§ **Written instruction**
Pictures do not belong in the copy; quote every entry below exactly.

§ **Listed records**
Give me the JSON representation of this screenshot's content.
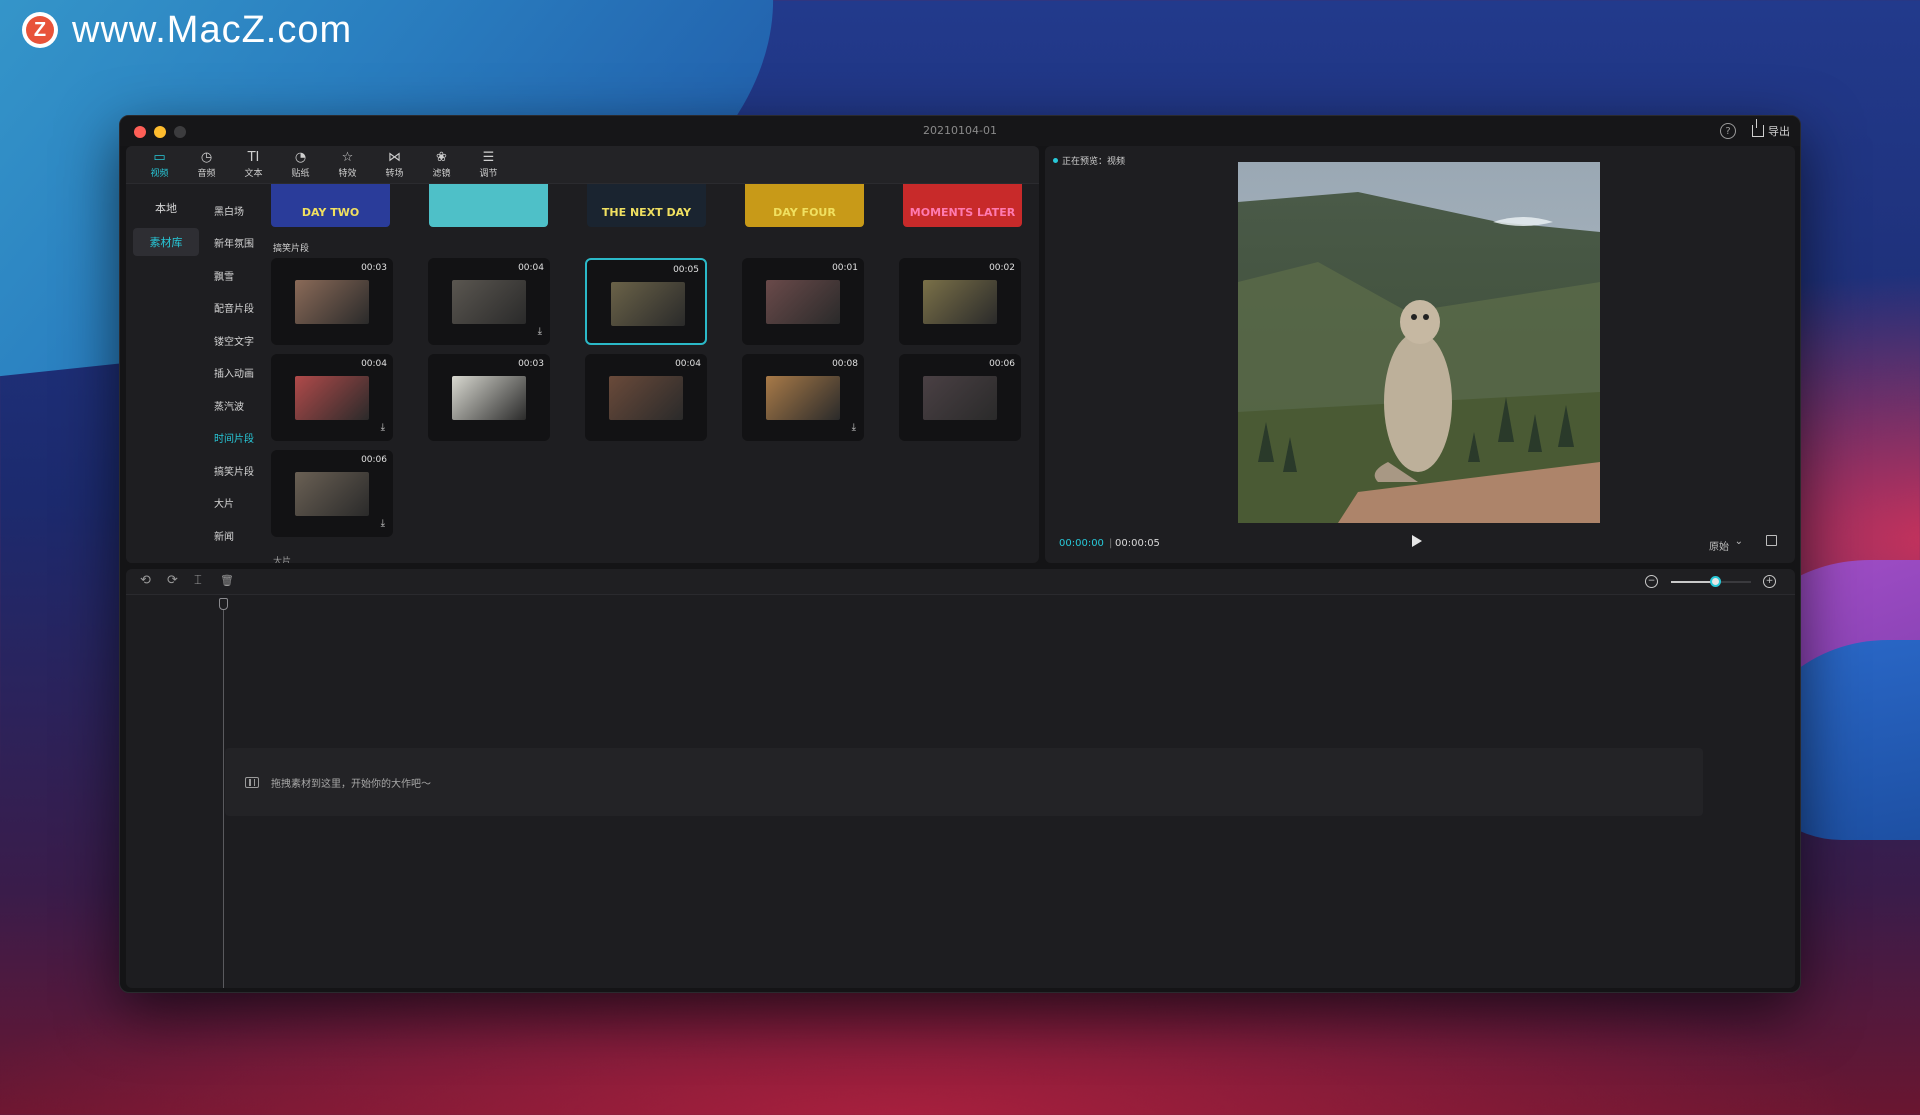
{
  "watermark": {
    "logo_letter": "Z",
    "text": "www.MacZ.com"
  },
  "window": {
    "title": "20210104-01",
    "help_label": "?",
    "export_label": "导出"
  },
  "toolbar": {
    "items": [
      {
        "icon": "video-icon",
        "glyph": "▭",
        "label": "视频",
        "active": true
      },
      {
        "icon": "audio-icon",
        "glyph": "◷",
        "label": "音频"
      },
      {
        "icon": "text-icon",
        "glyph": "TI",
        "label": "文本"
      },
      {
        "icon": "sticker-icon",
        "glyph": "◔",
        "label": "贴纸"
      },
      {
        "icon": "effects-icon",
        "glyph": "☆",
        "label": "特效"
      },
      {
        "icon": "transition-icon",
        "glyph": "⋈",
        "label": "转场"
      },
      {
        "icon": "filter-icon",
        "glyph": "❀",
        "label": "滤镜"
      },
      {
        "icon": "adjust-icon",
        "glyph": "☰",
        "label": "调节"
      }
    ]
  },
  "sidebar": {
    "tabs": [
      {
        "label": "本地"
      },
      {
        "label": "素材库",
        "active": true
      }
    ]
  },
  "categories": [
    {
      "label": "黑白场"
    },
    {
      "label": "新年氛围"
    },
    {
      "label": "飘雪"
    },
    {
      "label": "配音片段"
    },
    {
      "label": "镂空文字"
    },
    {
      "label": "插入动画"
    },
    {
      "label": "蒸汽波"
    },
    {
      "label": "时间片段",
      "active": true
    },
    {
      "label": "搞笑片段"
    },
    {
      "label": "大片"
    },
    {
      "label": "新闻"
    }
  ],
  "top_strip": [
    {
      "caption": "DAY TWO",
      "color": "#2a3c9a"
    },
    {
      "caption": "",
      "color": "#4ec0c8"
    },
    {
      "caption": "THE NEXT DAY",
      "color": "#1a2430"
    },
    {
      "caption": "DAY FOUR",
      "color": "#c89a18"
    },
    {
      "caption": "MOMENTS LATER",
      "color": "#c82a2a"
    }
  ],
  "section_label": "搞笑片段",
  "clips": [
    {
      "duration": "00:03",
      "thumb_color": "#8a6a58"
    },
    {
      "duration": "00:04",
      "thumb_color": "#5a5650",
      "download": true
    },
    {
      "duration": "00:05",
      "thumb_color": "#6a6248",
      "selected": true
    },
    {
      "duration": "00:01",
      "thumb_color": "#6a4a4a"
    },
    {
      "duration": "00:02",
      "thumb_color": "#7a7048"
    },
    {
      "duration": "00:04",
      "thumb_color": "#b04a4a",
      "download": true
    },
    {
      "duration": "00:03",
      "thumb_color": "#d8d8d0"
    },
    {
      "duration": "00:04",
      "thumb_color": "#6a4a3a"
    },
    {
      "duration": "00:08",
      "thumb_color": "#a87a48",
      "download": true
    },
    {
      "duration": "00:06",
      "thumb_color": "#4a4044"
    },
    {
      "duration": "00:06",
      "thumb_color": "#6a6054",
      "download": true
    }
  ],
  "more_label": "大片",
  "preview": {
    "label": "正在预览：视频",
    "time_current": "00:00:00",
    "time_separator": "|",
    "time_total": "00:00:05",
    "ratio_label": "原始"
  },
  "timeline": {
    "undo_icon": "⟲",
    "redo_icon": "⟳",
    "split_icon": "⌶",
    "delete_icon": "🗑",
    "zoom_out_glyph": "−",
    "zoom_in_glyph": "+",
    "zoom_level": 0.55,
    "drop_hint": "拖拽素材到这里，开始你的大作吧～"
  },
  "colors": {
    "accent": "#28c8d8",
    "panel": "#1e1e21",
    "window": "#141416"
  }
}
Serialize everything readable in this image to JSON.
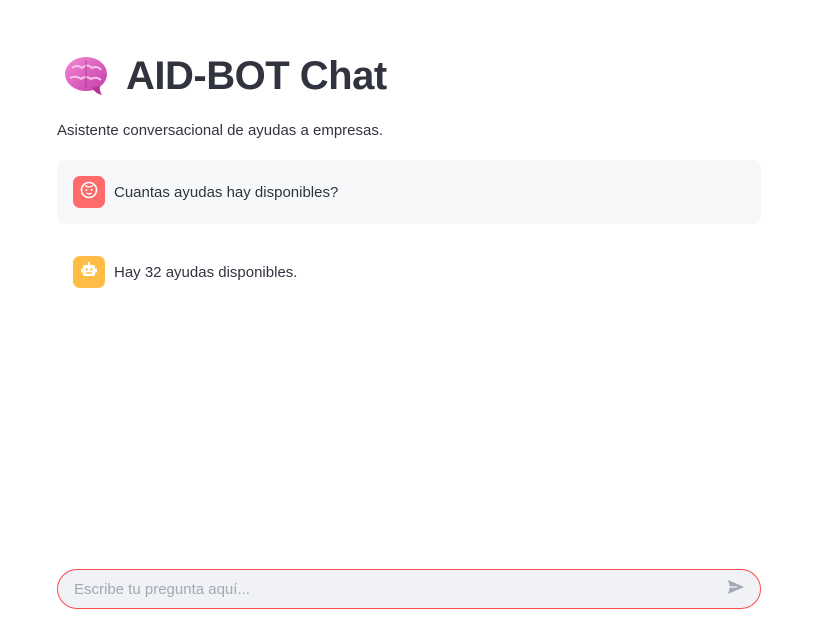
{
  "header": {
    "title": "AID-BOT Chat",
    "subtitle": "Asistente conversacional de ayudas a empresas.",
    "title_icon": "brain-icon"
  },
  "messages": [
    {
      "role": "user",
      "avatar_icon": "user-face-icon",
      "avatar_color": "#ff6b6b",
      "text": "Cuantas ayudas hay disponibles?"
    },
    {
      "role": "assistant",
      "avatar_icon": "robot-icon",
      "avatar_color": "#ffbd45",
      "text": "Hay 32 ayudas disponibles."
    }
  ],
  "chat_input": {
    "placeholder": "Escribe tu pregunta aquí...",
    "value": "",
    "send_icon": "send-icon"
  },
  "colors": {
    "accent": "#ff4b4b",
    "text": "#31333f",
    "user_bubble_bg": "#f7f8fa",
    "input_bg": "#f0f2f6"
  }
}
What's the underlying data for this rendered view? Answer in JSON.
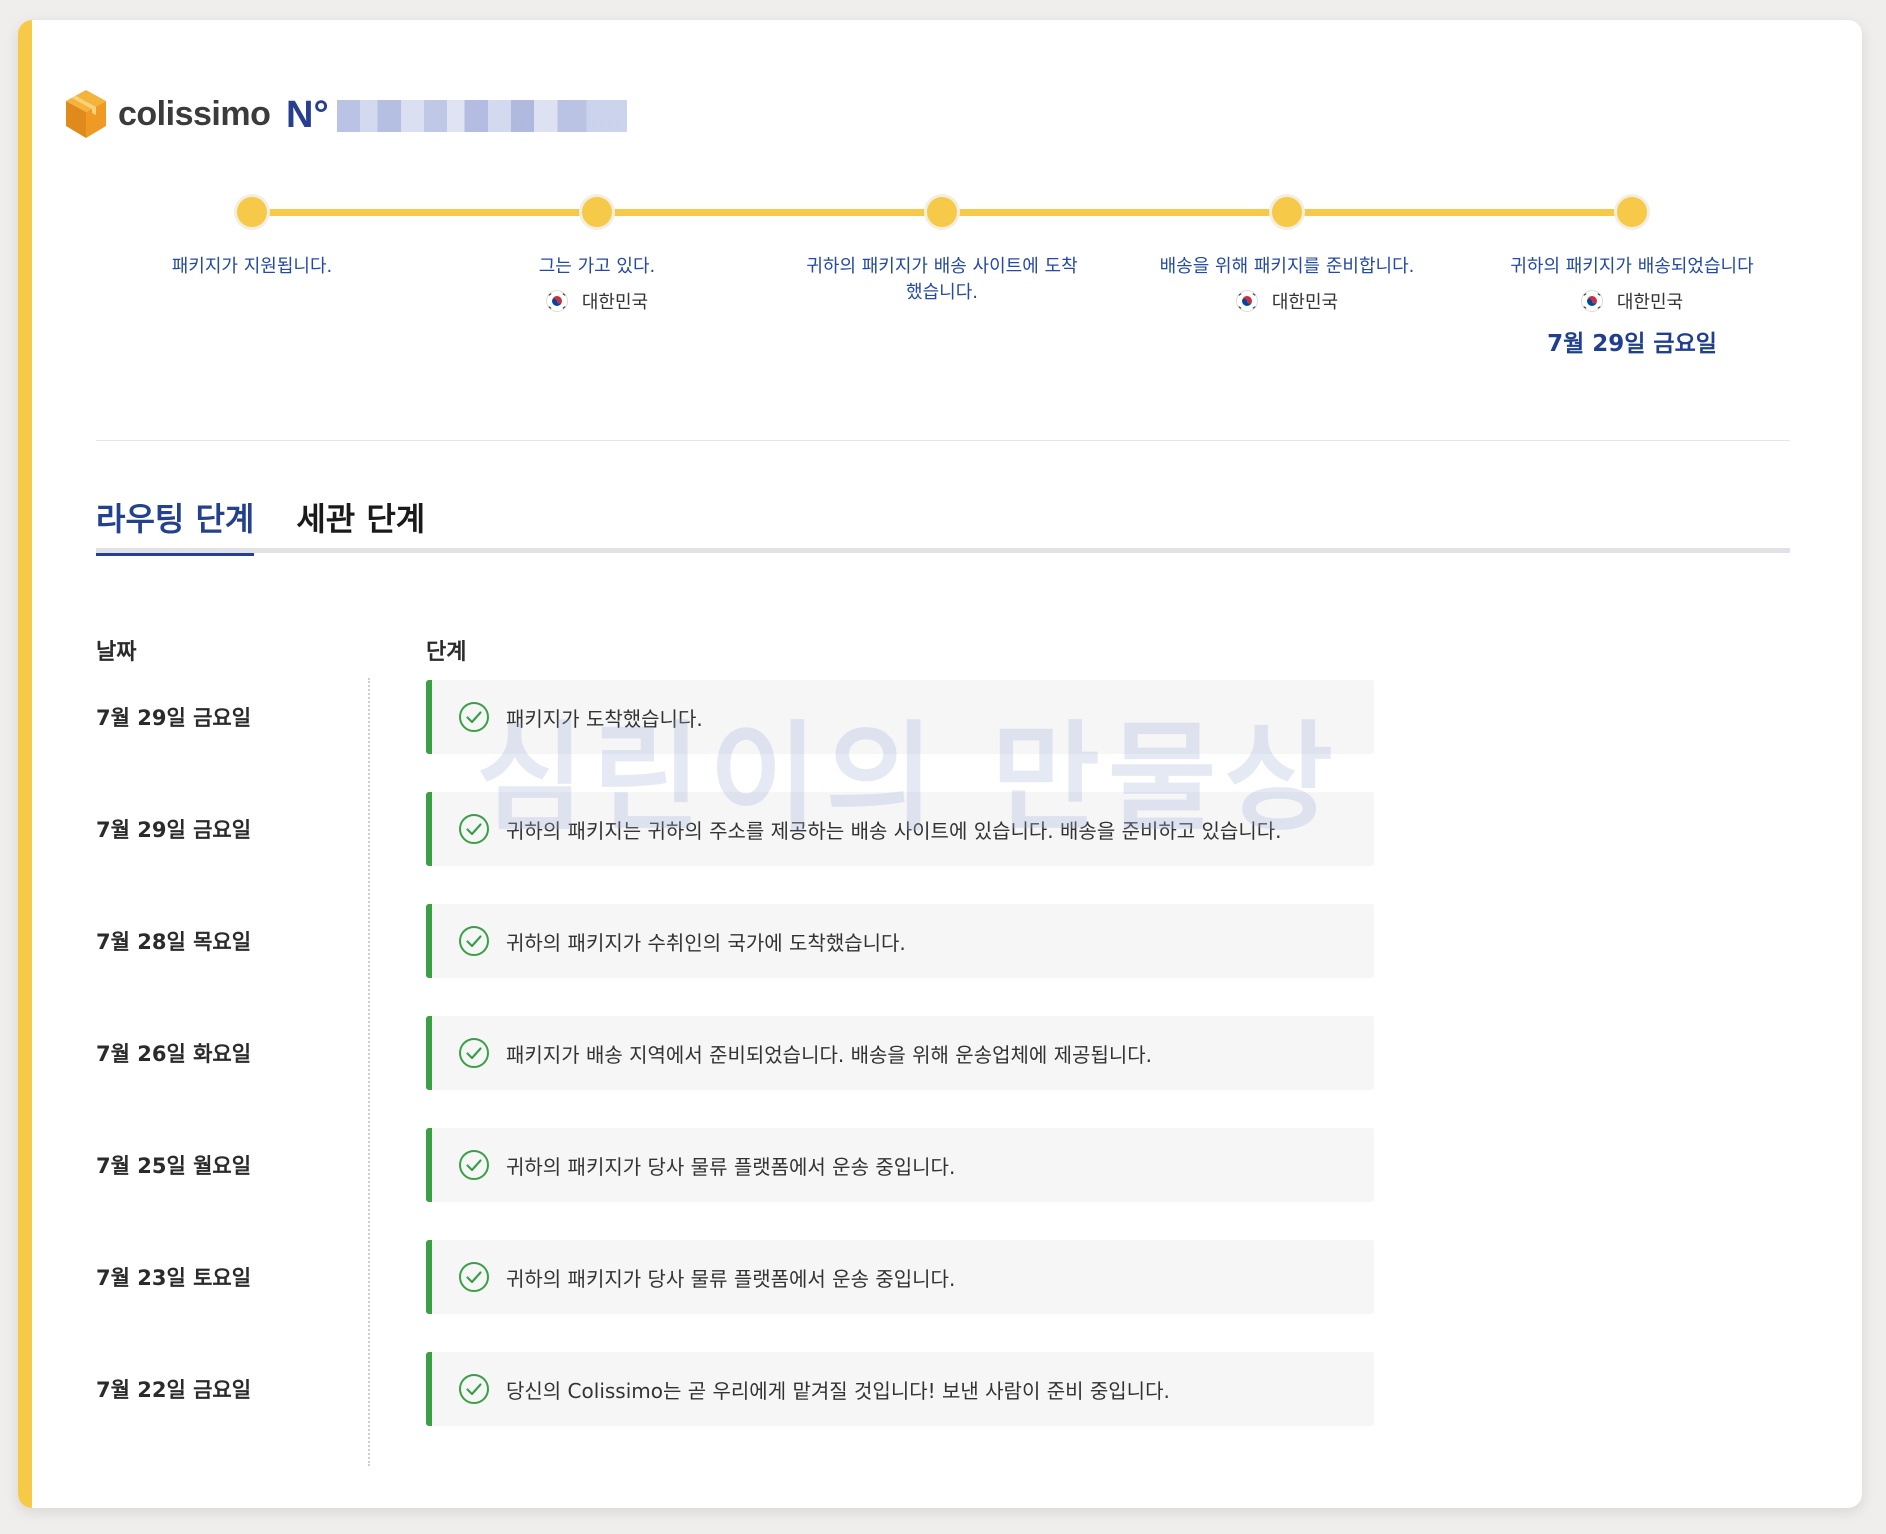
{
  "header": {
    "brand_name": "colissimo",
    "tracking_prefix": "N°"
  },
  "progress": {
    "steps": [
      {
        "label": "패키지가 지원됩니다.",
        "country": "",
        "date": ""
      },
      {
        "label": "그는 가고 있다.",
        "country": "대한민국",
        "date": ""
      },
      {
        "label": "귀하의 패키지가 배송 사이트에 도착했습니다.",
        "country": "",
        "date": ""
      },
      {
        "label": "배송을 위해 패키지를 준비합니다.",
        "country": "대한민국",
        "date": ""
      },
      {
        "label": "귀하의 패키지가 배송되었습니다",
        "country": "대한민국",
        "date": "7월 29일 금요일"
      }
    ],
    "completed_fraction": 1.0
  },
  "tabs": [
    {
      "label": "라우팅 단계",
      "active": true
    },
    {
      "label": "세관 단계",
      "active": false
    }
  ],
  "table": {
    "headers": {
      "date": "날짜",
      "step": "단계"
    },
    "rows": [
      {
        "date": "7월 29일 금요일",
        "event": "패키지가 도착했습니다."
      },
      {
        "date": "7월 29일 금요일",
        "event": "귀하의 패키지는 귀하의 주소를 제공하는 배송 사이트에 있습니다. 배송을 준비하고 있습니다."
      },
      {
        "date": "7월 28일 목요일",
        "event": "귀하의 패키지가 수취인의 국가에 도착했습니다."
      },
      {
        "date": "7월 26일 화요일",
        "event": "패키지가 배송 지역에서 준비되었습니다. 배송을 위해 운송업체에 제공됩니다."
      },
      {
        "date": "7월 25일 월요일",
        "event": "귀하의 패키지가 당사 물류 플랫폼에서 운송 중입니다."
      },
      {
        "date": "7월 23일 토요일",
        "event": "귀하의 패키지가 당사 물류 플랫폼에서 운송 중입니다."
      },
      {
        "date": "7월 22일 금요일",
        "event": "당신의 Colissimo는 곧 우리에게 맡겨질 것입니다! 보낸 사람이 준비 중입니다."
      }
    ]
  },
  "watermark": "심린이의 만물상",
  "colors": {
    "accent_yellow": "#f7c948",
    "brand_blue": "#24418f",
    "status_green": "#3aa046"
  },
  "icons": [
    "colissimo-box-icon",
    "korea-flag-icon",
    "check-circle-icon"
  ]
}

§ **Problem solution**
Give me the JSON representation of this screenshot's content.
{
  "watermark": {
    "logo_letter": "Z",
    "text": "www.MacZ.com"
  },
  "window": {
    "title": "20210104-01",
    "help_label": "?",
    "export_label": "导出"
  },
  "toolbar": {
    "items": [
      {
        "icon": "video-icon",
        "glyph": "▭",
        "label": "视频",
        "active": true
      },
      {
        "icon": "audio-icon",
        "glyph": "◷",
        "label": "音频"
      },
      {
        "icon": "text-icon",
        "glyph": "TI",
        "label": "文本"
      },
      {
        "icon": "sticker-icon",
        "glyph": "◔",
        "label": "贴纸"
      },
      {
        "icon": "effects-icon",
        "glyph": "☆",
        "label": "特效"
      },
      {
        "icon": "transition-icon",
        "glyph": "⋈",
        "label": "转场"
      },
      {
        "icon": "filter-icon",
        "glyph": "❀",
        "label": "滤镜"
      },
      {
        "icon": "adjust-icon",
        "glyph": "☰",
        "label": "调节"
      }
    ]
  },
  "sidebar": {
    "tabs": [
      {
        "label": "本地"
      },
      {
        "label": "素材库",
        "active": true
      }
    ]
  },
  "categories": [
    {
      "label": "黑白场"
    },
    {
      "label": "新年氛围"
    },
    {
      "label": "飘雪"
    },
    {
      "label": "配音片段"
    },
    {
      "label": "镂空文字"
    },
    {
      "label": "插入动画"
    },
    {
      "label": "蒸汽波"
    },
    {
      "label": "时间片段",
      "active": true
    },
    {
      "label": "搞笑片段"
    },
    {
      "label": "大片"
    },
    {
      "label": "新闻"
    }
  ],
  "top_strip": [
    {
      "caption": "DAY TWO",
      "color": "#2a3c9a"
    },
    {
      "caption": "",
      "color": "#4ec0c8"
    },
    {
      "caption": "THE NEXT DAY",
      "color": "#1a2430"
    },
    {
      "caption": "DAY FOUR",
      "color": "#c89a18"
    },
    {
      "caption": "MOMENTS LATER",
      "color": "#c82a2a"
    }
  ],
  "section_label": "搞笑片段",
  "clips": [
    {
      "duration": "00:03",
      "thumb_color": "#8a6a58"
    },
    {
      "duration": "00:04",
      "thumb_color": "#5a5650",
      "download": true
    },
    {
      "duration": "00:05",
      "thumb_color": "#6a6248",
      "selected": true
    },
    {
      "duration": "00:01",
      "thumb_color": "#6a4a4a"
    },
    {
      "duration": "00:02",
      "thumb_color": "#7a7048"
    },
    {
      "duration": "00:04",
      "thumb_color": "#b04a4a",
      "download": true
    },
    {
      "duration": "00:03",
      "thumb_color": "#d8d8d0"
    },
    {
      "duration": "00:04",
      "thumb_color": "#6a4a3a"
    },
    {
      "duration": "00:08",
      "thumb_color": "#a87a48",
      "download": true
    },
    {
      "duration": "00:06",
      "thumb_color": "#4a4044"
    },
    {
      "duration": "00:06",
      "thumb_color": "#6a6054",
      "download": true
    }
  ],
  "more_label": "大片",
  "preview": {
    "label": "正在预览：视频",
    "time_current": "00:00:00",
    "time_separator": "|",
    "time_total": "00:00:05",
    "ratio_label": "原始"
  },
  "timeline": {
    "undo_icon": "⟲",
    "redo_icon": "⟳",
    "split_icon": "⌶",
    "delete_icon": "🗑",
    "zoom_out_glyph": "−",
    "zoom_in_glyph": "+",
    "zoom_level": 0.55,
    "drop_hint": "拖拽素材到这里，开始你的大作吧～"
  },
  "colors": {
    "accent": "#28c8d8",
    "panel": "#1e1e21",
    "window": "#141416"
  }
}
Serialize everything readable in this image to JSON.
{
  "header": {
    "title": "AID-BOT Chat",
    "subtitle": "Asistente conversacional de ayudas a empresas.",
    "title_icon": "brain-icon"
  },
  "messages": [
    {
      "role": "user",
      "avatar_icon": "user-face-icon",
      "avatar_color": "#ff6b6b",
      "text": "Cuantas ayudas hay disponibles?"
    },
    {
      "role": "assistant",
      "avatar_icon": "robot-icon",
      "avatar_color": "#ffbd45",
      "text": "Hay 32 ayudas disponibles."
    }
  ],
  "chat_input": {
    "placeholder": "Escribe tu pregunta aquí...",
    "value": "",
    "send_icon": "send-icon"
  },
  "colors": {
    "accent": "#ff4b4b",
    "text": "#31333f",
    "user_bubble_bg": "#f7f8fa",
    "input_bg": "#f0f2f6"
  }
}
What's the underlying data for this rendered view? Answer in JSON.
{
  "header": {
    "brand_name": "colissimo",
    "tracking_prefix": "N°"
  },
  "progress": {
    "steps": [
      {
        "label": "패키지가 지원됩니다.",
        "country": "",
        "date": ""
      },
      {
        "label": "그는 가고 있다.",
        "country": "대한민국",
        "date": ""
      },
      {
        "label": "귀하의 패키지가 배송 사이트에 도착했습니다.",
        "country": "",
        "date": ""
      },
      {
        "label": "배송을 위해 패키지를 준비합니다.",
        "country": "대한민국",
        "date": ""
      },
      {
        "label": "귀하의 패키지가 배송되었습니다",
        "country": "대한민국",
        "date": "7월 29일 금요일"
      }
    ],
    "completed_fraction": 1.0
  },
  "tabs": [
    {
      "label": "라우팅 단계",
      "active": true
    },
    {
      "label": "세관 단계",
      "active": false
    }
  ],
  "table": {
    "headers": {
      "date": "날짜",
      "step": "단계"
    },
    "rows": [
      {
        "date": "7월 29일 금요일",
        "event": "패키지가 도착했습니다."
      },
      {
        "date": "7월 29일 금요일",
        "event": "귀하의 패키지는 귀하의 주소를 제공하는 배송 사이트에 있습니다. 배송을 준비하고 있습니다."
      },
      {
        "date": "7월 28일 목요일",
        "event": "귀하의 패키지가 수취인의 국가에 도착했습니다."
      },
      {
        "date": "7월 26일 화요일",
        "event": "패키지가 배송 지역에서 준비되었습니다. 배송을 위해 운송업체에 제공됩니다."
      },
      {
        "date": "7월 25일 월요일",
        "event": "귀하의 패키지가 당사 물류 플랫폼에서 운송 중입니다."
      },
      {
        "date": "7월 23일 토요일",
        "event": "귀하의 패키지가 당사 물류 플랫폼에서 운송 중입니다."
      },
      {
        "date": "7월 22일 금요일",
        "event": "당신의 Colissimo는 곧 우리에게 맡겨질 것입니다! 보낸 사람이 준비 중입니다."
      }
    ]
  },
  "watermark": "심린이의 만물상",
  "colors": {
    "accent_yellow": "#f7c948",
    "brand_blue": "#24418f",
    "status_green": "#3aa046"
  },
  "icons": [
    "colissimo-box-icon",
    "korea-flag-icon",
    "check-circle-icon"
  ]
}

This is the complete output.